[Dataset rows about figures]
####

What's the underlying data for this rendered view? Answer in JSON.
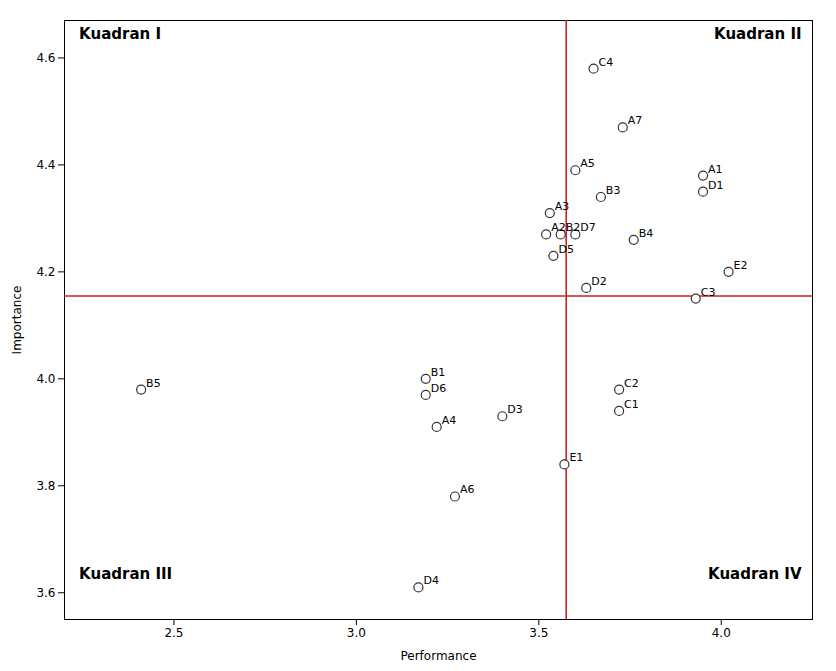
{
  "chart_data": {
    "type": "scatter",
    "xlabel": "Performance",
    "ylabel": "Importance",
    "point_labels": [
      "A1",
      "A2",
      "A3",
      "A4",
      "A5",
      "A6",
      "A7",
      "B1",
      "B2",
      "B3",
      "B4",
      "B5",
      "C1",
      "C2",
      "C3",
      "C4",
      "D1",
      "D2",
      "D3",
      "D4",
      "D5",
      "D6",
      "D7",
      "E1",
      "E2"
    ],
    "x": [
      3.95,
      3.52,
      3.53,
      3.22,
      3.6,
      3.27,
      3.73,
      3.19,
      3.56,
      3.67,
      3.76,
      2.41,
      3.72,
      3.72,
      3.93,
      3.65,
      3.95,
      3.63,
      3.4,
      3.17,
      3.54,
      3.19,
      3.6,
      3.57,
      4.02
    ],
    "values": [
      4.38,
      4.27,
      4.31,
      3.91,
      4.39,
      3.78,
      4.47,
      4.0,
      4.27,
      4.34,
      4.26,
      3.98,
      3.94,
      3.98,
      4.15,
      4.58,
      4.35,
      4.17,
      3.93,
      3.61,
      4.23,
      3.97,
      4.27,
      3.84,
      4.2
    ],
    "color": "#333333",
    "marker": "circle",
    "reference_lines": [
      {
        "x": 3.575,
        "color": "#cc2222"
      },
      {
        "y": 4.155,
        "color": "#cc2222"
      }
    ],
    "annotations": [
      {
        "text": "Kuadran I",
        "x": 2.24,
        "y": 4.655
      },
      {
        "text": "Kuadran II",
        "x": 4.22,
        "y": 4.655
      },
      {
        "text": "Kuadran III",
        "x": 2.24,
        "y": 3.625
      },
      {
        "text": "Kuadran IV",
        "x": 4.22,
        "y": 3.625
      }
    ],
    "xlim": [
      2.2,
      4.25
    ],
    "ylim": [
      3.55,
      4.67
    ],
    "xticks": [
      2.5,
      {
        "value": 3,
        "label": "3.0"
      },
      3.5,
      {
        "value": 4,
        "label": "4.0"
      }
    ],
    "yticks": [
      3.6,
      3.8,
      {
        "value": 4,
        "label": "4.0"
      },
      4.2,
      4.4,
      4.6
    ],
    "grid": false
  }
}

####

◆ Directions ◆
Leave out the pictures and give the listing above again exactly.

◆ Answer for the task ◆
What's the underlying data for this rendered view? Answer in JSON.
{
  "chart_data": {
    "type": "scatter",
    "xlabel": "Performance",
    "ylabel": "Importance",
    "point_labels": [
      "A1",
      "A2",
      "A3",
      "A4",
      "A5",
      "A6",
      "A7",
      "B1",
      "B2",
      "B3",
      "B4",
      "B5",
      "C1",
      "C2",
      "C3",
      "C4",
      "D1",
      "D2",
      "D3",
      "D4",
      "D5",
      "D6",
      "D7",
      "E1",
      "E2"
    ],
    "x": [
      3.95,
      3.52,
      3.53,
      3.22,
      3.6,
      3.27,
      3.73,
      3.19,
      3.56,
      3.67,
      3.76,
      2.41,
      3.72,
      3.72,
      3.93,
      3.65,
      3.95,
      3.63,
      3.4,
      3.17,
      3.54,
      3.19,
      3.6,
      3.57,
      4.02
    ],
    "values": [
      4.38,
      4.27,
      4.31,
      3.91,
      4.39,
      3.78,
      4.47,
      4.0,
      4.27,
      4.34,
      4.26,
      3.98,
      3.94,
      3.98,
      4.15,
      4.58,
      4.35,
      4.17,
      3.93,
      3.61,
      4.23,
      3.97,
      4.27,
      3.84,
      4.2
    ],
    "color": "#333333",
    "marker": "circle",
    "reference_lines": [
      {
        "x": 3.575,
        "color": "#cc2222"
      },
      {
        "y": 4.155,
        "color": "#cc2222"
      }
    ],
    "annotations": [
      {
        "text": "Kuadran I",
        "x": 2.24,
        "y": 4.655
      },
      {
        "text": "Kuadran II",
        "x": 4.22,
        "y": 4.655
      },
      {
        "text": "Kuadran III",
        "x": 2.24,
        "y": 3.625
      },
      {
        "text": "Kuadran IV",
        "x": 4.22,
        "y": 3.625
      }
    ],
    "xlim": [
      2.2,
      4.25
    ],
    "ylim": [
      3.55,
      4.67
    ],
    "xticks": [
      2.5,
      {
        "value": 3,
        "label": "3.0"
      },
      3.5,
      {
        "value": 4,
        "label": "4.0"
      }
    ],
    "yticks": [
      3.6,
      3.8,
      {
        "value": 4,
        "label": "4.0"
      },
      4.2,
      4.4,
      4.6
    ],
    "grid": false
  }
}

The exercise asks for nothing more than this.